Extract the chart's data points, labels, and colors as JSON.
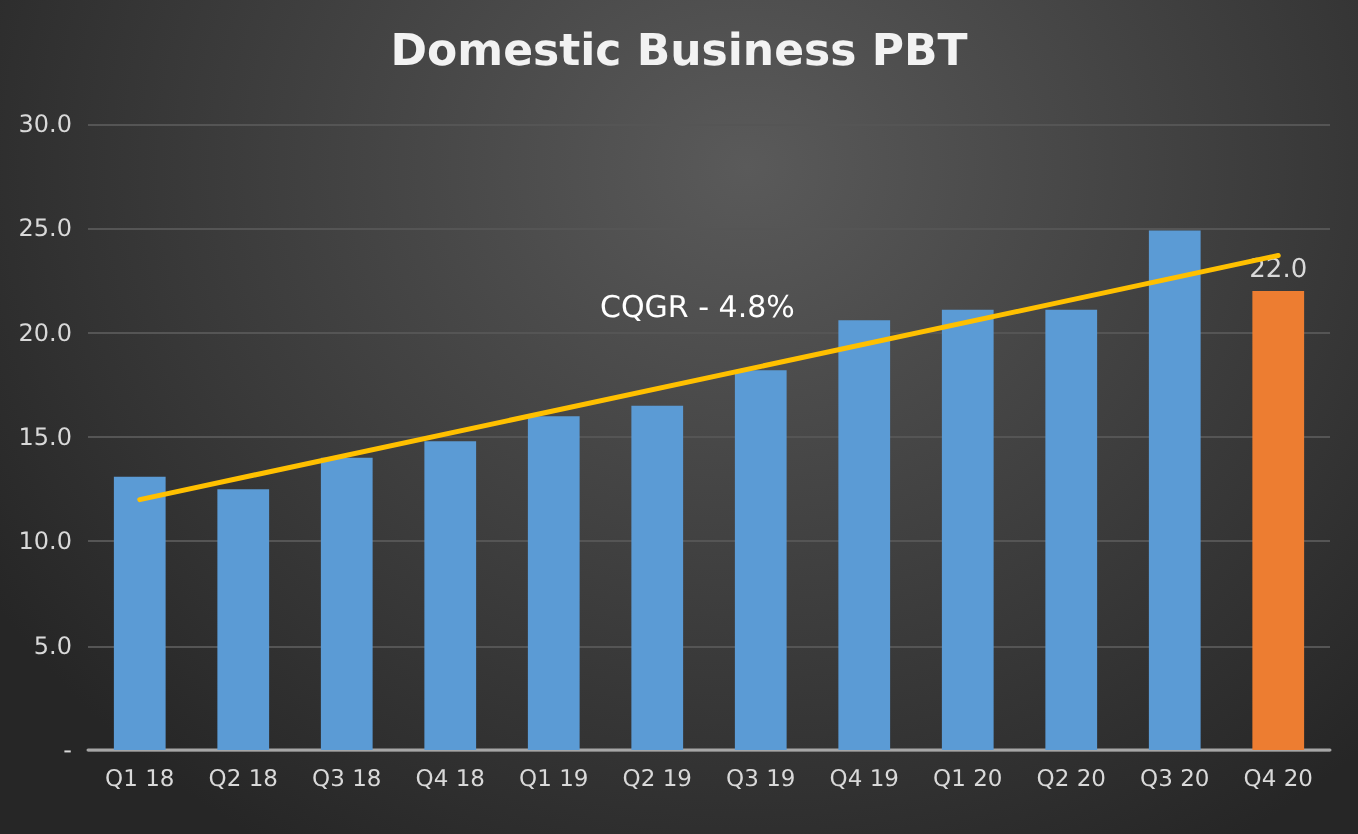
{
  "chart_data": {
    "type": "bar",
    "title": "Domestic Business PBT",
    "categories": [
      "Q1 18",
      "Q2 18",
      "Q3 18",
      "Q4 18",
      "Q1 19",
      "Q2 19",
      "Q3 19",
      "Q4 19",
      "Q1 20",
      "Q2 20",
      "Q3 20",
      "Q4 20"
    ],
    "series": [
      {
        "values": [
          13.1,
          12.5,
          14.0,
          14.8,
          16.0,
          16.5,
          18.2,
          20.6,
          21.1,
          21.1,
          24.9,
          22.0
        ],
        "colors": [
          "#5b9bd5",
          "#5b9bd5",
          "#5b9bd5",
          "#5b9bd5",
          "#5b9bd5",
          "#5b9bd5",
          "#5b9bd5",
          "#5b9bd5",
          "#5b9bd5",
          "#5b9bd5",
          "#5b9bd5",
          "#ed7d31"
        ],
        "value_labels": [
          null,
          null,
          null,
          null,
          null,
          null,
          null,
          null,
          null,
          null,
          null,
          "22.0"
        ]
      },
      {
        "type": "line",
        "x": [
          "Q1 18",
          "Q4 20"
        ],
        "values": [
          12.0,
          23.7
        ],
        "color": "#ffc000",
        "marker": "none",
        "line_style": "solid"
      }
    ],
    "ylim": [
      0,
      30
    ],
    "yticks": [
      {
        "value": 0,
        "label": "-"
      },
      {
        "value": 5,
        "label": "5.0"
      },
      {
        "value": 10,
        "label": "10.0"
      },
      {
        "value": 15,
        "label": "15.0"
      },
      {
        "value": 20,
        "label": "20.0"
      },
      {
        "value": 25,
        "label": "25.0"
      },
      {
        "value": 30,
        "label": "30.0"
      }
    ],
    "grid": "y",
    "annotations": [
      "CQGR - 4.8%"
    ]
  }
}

########

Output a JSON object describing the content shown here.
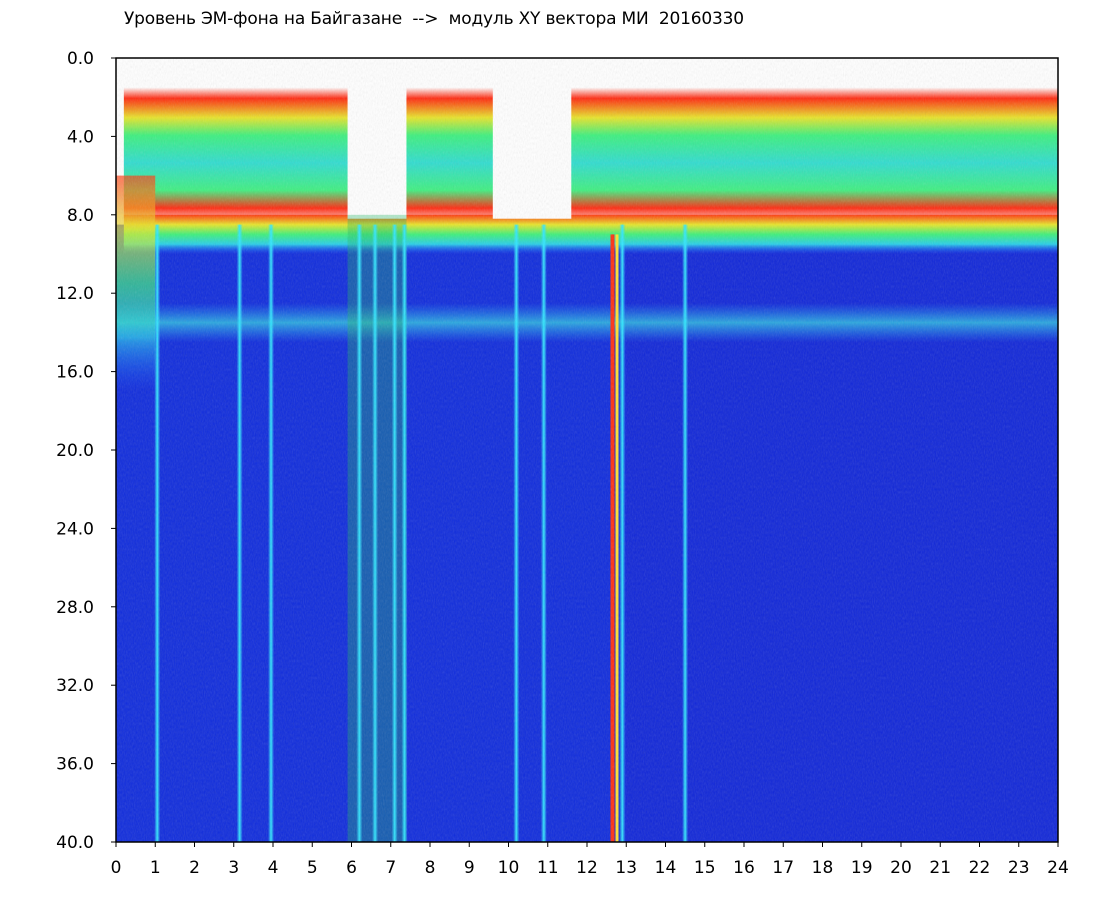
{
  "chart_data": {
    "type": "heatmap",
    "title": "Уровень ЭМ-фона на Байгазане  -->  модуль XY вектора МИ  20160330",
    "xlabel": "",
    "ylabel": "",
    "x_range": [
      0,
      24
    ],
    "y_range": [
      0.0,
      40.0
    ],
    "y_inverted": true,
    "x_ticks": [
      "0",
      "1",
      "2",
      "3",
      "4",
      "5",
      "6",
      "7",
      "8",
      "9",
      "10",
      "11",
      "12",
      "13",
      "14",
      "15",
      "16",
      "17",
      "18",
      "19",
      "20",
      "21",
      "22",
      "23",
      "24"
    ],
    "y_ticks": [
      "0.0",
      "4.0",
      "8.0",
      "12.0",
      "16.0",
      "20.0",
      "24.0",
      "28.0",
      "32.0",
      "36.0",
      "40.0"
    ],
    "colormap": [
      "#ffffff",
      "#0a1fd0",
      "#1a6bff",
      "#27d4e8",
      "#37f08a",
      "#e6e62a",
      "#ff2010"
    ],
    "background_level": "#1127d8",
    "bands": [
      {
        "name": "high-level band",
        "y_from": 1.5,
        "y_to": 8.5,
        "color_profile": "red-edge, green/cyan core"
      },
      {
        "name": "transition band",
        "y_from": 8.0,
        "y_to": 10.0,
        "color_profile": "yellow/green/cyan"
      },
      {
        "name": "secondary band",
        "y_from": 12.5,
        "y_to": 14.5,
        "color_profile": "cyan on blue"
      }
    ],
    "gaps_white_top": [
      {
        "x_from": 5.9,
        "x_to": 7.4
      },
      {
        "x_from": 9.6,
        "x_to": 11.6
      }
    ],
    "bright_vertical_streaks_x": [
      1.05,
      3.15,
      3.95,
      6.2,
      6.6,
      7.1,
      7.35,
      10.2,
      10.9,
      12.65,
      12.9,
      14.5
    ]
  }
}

########

_Task directions_.
Find every line that holds "name" and copy it.

_Task answer_.
        "name": "high-level band",
        "name": "transition band",
        "name": "secondary band",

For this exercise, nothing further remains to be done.